→ Given request
Images do not belong in the copy. Retype all the entries below exactly.

□ □ □

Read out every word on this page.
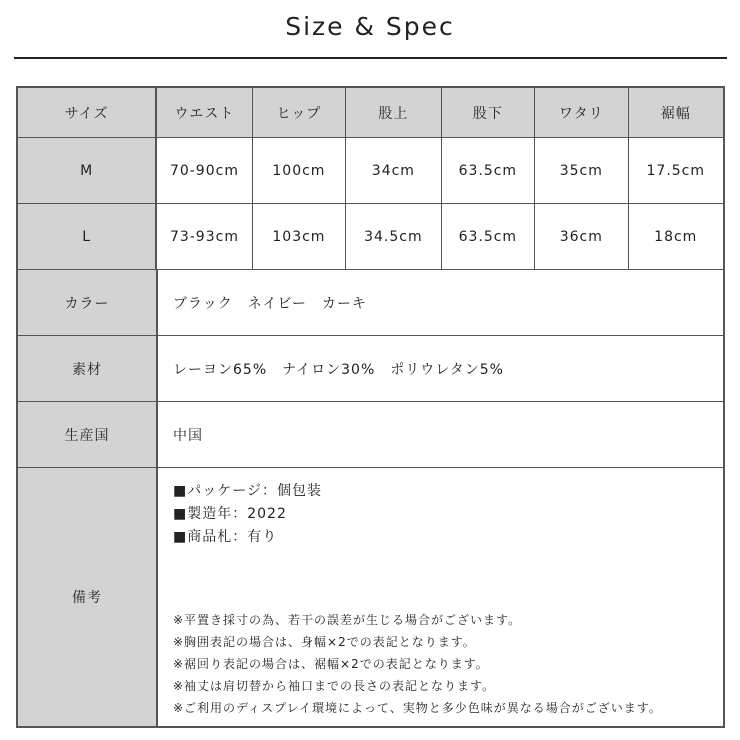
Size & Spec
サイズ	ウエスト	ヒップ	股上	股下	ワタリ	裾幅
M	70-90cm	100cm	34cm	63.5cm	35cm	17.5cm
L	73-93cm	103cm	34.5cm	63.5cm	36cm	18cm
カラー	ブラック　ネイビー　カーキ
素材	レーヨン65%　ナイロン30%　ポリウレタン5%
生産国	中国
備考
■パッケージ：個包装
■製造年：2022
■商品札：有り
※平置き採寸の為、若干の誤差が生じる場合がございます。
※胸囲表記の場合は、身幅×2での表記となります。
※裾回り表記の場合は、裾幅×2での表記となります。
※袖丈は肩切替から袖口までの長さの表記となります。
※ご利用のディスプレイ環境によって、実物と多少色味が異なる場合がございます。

□ □ □

→ Task solution
Read out every word on this page.
Size & Spec
サイズ	ウエスト	ヒップ	股上	股下	ワタリ	裾幅
M	70-90cm	100cm	34cm	63.5cm	35cm	17.5cm
L	73-93cm	103cm	34.5cm	63.5cm	36cm	18cm
カラー	ブラック　ネイビー　カーキ
素材	レーヨン65%　ナイロン30%　ポリウレタン5%
生産国	中国
備考
■パッケージ：個包装
■製造年：2022
■商品札：有り
※平置き採寸の為、若干の誤差が生じる場合がございます。
※胸囲表記の場合は、身幅×2での表記となります。
※裾回り表記の場合は、裾幅×2での表記となります。
※袖丈は肩切替から袖口までの長さの表記となります。
※ご利用のディスプレイ環境によって、実物と多少色味が異なる場合がございます。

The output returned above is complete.